» **Your goal**
Transcribe each line of the records below exactly, excluding any embedded images.

» **Task material**
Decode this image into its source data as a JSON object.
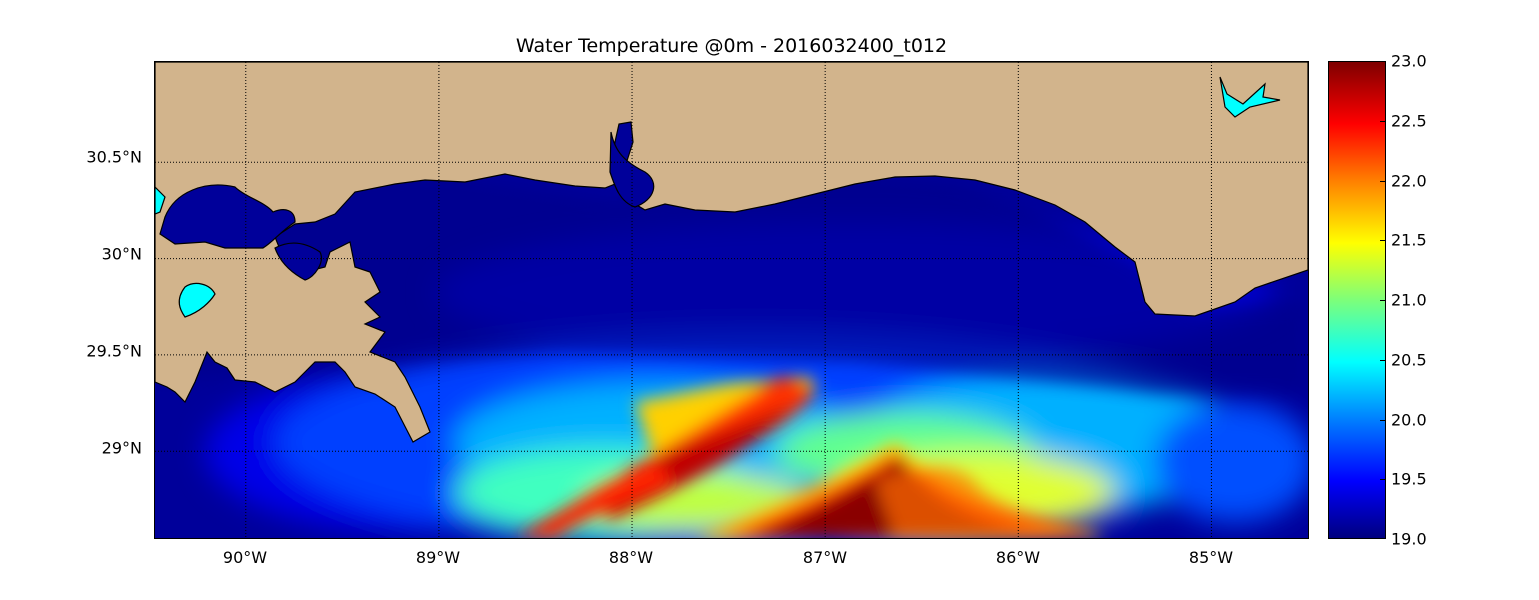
{
  "title": "Water Temperature @0m - 2016032400_t012",
  "map": {
    "lon_range": [
      -90.47,
      -84.5
    ],
    "lat_range": [
      28.55,
      31.02
    ],
    "lat_ticks": [
      {
        "value": 30.5,
        "label": "30.5°N"
      },
      {
        "value": 30.0,
        "label": "30°N"
      },
      {
        "value": 29.5,
        "label": "29.5°N"
      },
      {
        "value": 29.0,
        "label": "29°N"
      }
    ],
    "lon_ticks": [
      {
        "value": -90,
        "label": "90°W"
      },
      {
        "value": -89,
        "label": "89°W"
      },
      {
        "value": -88,
        "label": "88°W"
      },
      {
        "value": -87,
        "label": "87°W"
      },
      {
        "value": -86,
        "label": "86°W"
      },
      {
        "value": -85,
        "label": "85°W"
      }
    ],
    "land_color": "#d2b48c",
    "grid": true
  },
  "colorbar": {
    "min": 19.0,
    "max": 23.0,
    "ticks": [
      "19.0",
      "19.5",
      "20.0",
      "20.5",
      "21.0",
      "21.5",
      "22.0",
      "22.5",
      "23.0"
    ],
    "colormap": "jet"
  }
}
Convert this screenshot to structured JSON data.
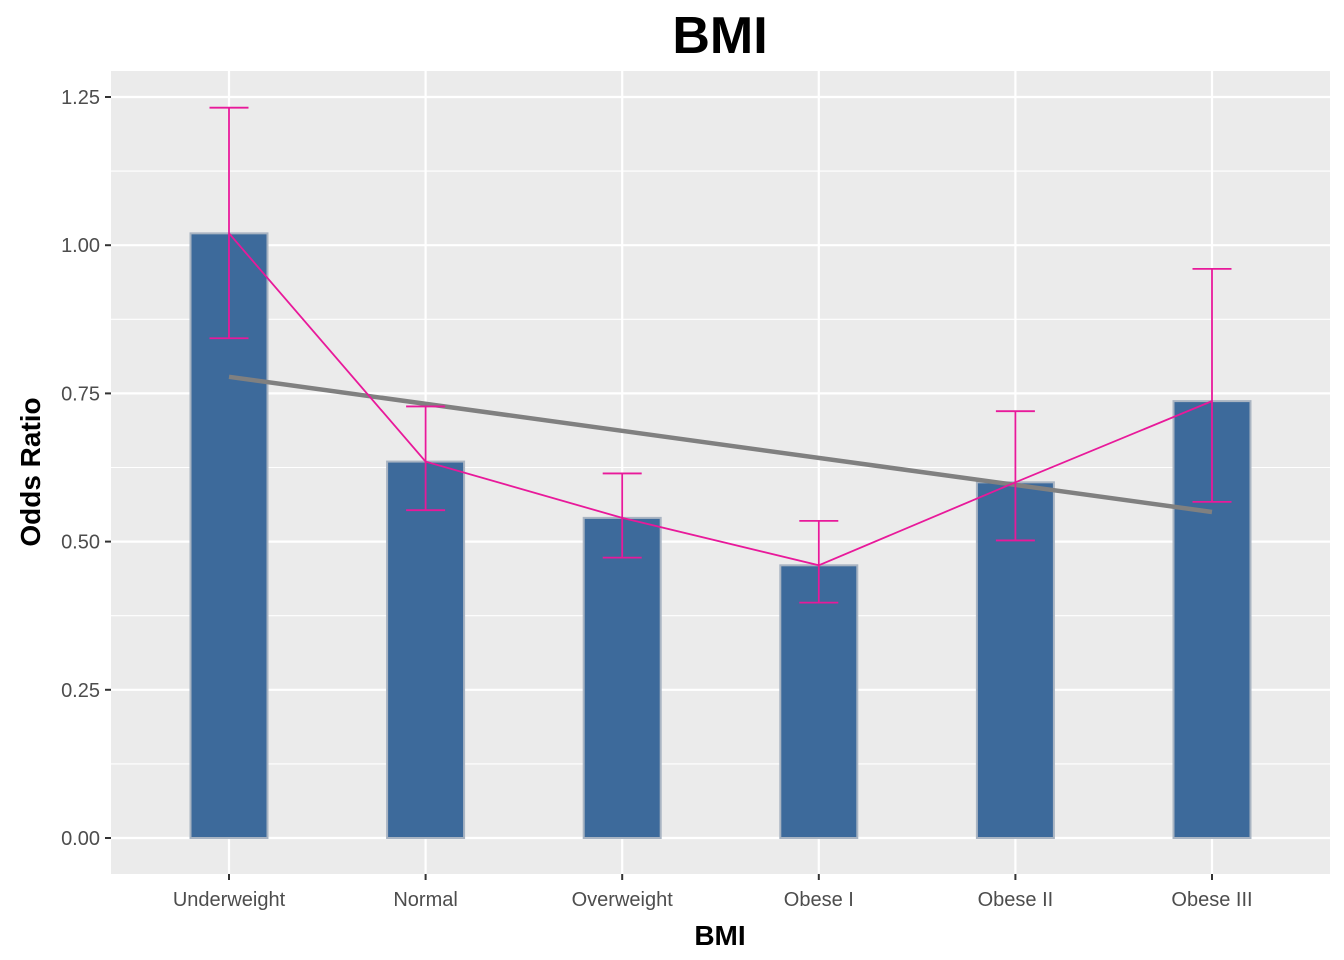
{
  "chart_data": {
    "type": "bar",
    "title": "BMI",
    "xlabel": "BMI",
    "ylabel": "Odds Ratio",
    "categories": [
      "Underweight",
      "Normal",
      "Overweight",
      "Obese I",
      "Obese II",
      "Obese III"
    ],
    "values": [
      1.02,
      0.635,
      0.54,
      0.46,
      0.6,
      0.737
    ],
    "error_bars": {
      "lower": [
        0.843,
        0.553,
        0.473,
        0.397,
        0.502,
        0.567
      ],
      "upper": [
        1.232,
        0.728,
        0.615,
        0.535,
        0.72,
        0.96
      ]
    },
    "connecting_line": [
      1.02,
      0.635,
      0.54,
      0.46,
      0.6,
      0.737
    ],
    "trend_line": {
      "start": 0.778,
      "end": 0.55
    },
    "y_ticks": [
      "0.00",
      "0.25",
      "0.50",
      "0.75",
      "1.00",
      "1.25"
    ],
    "ylim": [
      -0.06,
      1.29
    ],
    "grid": true,
    "colors": {
      "bar_fill": "#3d6a9b",
      "bar_stroke": "#a9b4c2",
      "error_bar": "#e8199a",
      "connecting_line": "#e8199a",
      "trend_line": "#808080",
      "panel_background": "#ebebeb",
      "grid": "#ffffff"
    }
  }
}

» **Exercise response**
Decode this image into its source data as a JSON object.
{
  "title": "Water Temperature @0m - 2016032400_t012",
  "map": {
    "lon_range": [
      -90.47,
      -84.5
    ],
    "lat_range": [
      28.55,
      31.02
    ],
    "lat_ticks": [
      {
        "value": 30.5,
        "label": "30.5°N"
      },
      {
        "value": 30.0,
        "label": "30°N"
      },
      {
        "value": 29.5,
        "label": "29.5°N"
      },
      {
        "value": 29.0,
        "label": "29°N"
      }
    ],
    "lon_ticks": [
      {
        "value": -90,
        "label": "90°W"
      },
      {
        "value": -89,
        "label": "89°W"
      },
      {
        "value": -88,
        "label": "88°W"
      },
      {
        "value": -87,
        "label": "87°W"
      },
      {
        "value": -86,
        "label": "86°W"
      },
      {
        "value": -85,
        "label": "85°W"
      }
    ],
    "land_color": "#d2b48c",
    "grid": true
  },
  "colorbar": {
    "min": 19.0,
    "max": 23.0,
    "ticks": [
      "19.0",
      "19.5",
      "20.0",
      "20.5",
      "21.0",
      "21.5",
      "22.0",
      "22.5",
      "23.0"
    ],
    "colormap": "jet"
  }
}
Convert this screenshot to structured JSON data.
{
  "chart_data": {
    "type": "bar",
    "title": "BMI",
    "xlabel": "BMI",
    "ylabel": "Odds Ratio",
    "categories": [
      "Underweight",
      "Normal",
      "Overweight",
      "Obese I",
      "Obese II",
      "Obese III"
    ],
    "values": [
      1.02,
      0.635,
      0.54,
      0.46,
      0.6,
      0.737
    ],
    "error_bars": {
      "lower": [
        0.843,
        0.553,
        0.473,
        0.397,
        0.502,
        0.567
      ],
      "upper": [
        1.232,
        0.728,
        0.615,
        0.535,
        0.72,
        0.96
      ]
    },
    "connecting_line": [
      1.02,
      0.635,
      0.54,
      0.46,
      0.6,
      0.737
    ],
    "trend_line": {
      "start": 0.778,
      "end": 0.55
    },
    "y_ticks": [
      "0.00",
      "0.25",
      "0.50",
      "0.75",
      "1.00",
      "1.25"
    ],
    "ylim": [
      -0.06,
      1.29
    ],
    "grid": true,
    "colors": {
      "bar_fill": "#3d6a9b",
      "bar_stroke": "#a9b4c2",
      "error_bar": "#e8199a",
      "connecting_line": "#e8199a",
      "trend_line": "#808080",
      "panel_background": "#ebebeb",
      "grid": "#ffffff"
    }
  }
}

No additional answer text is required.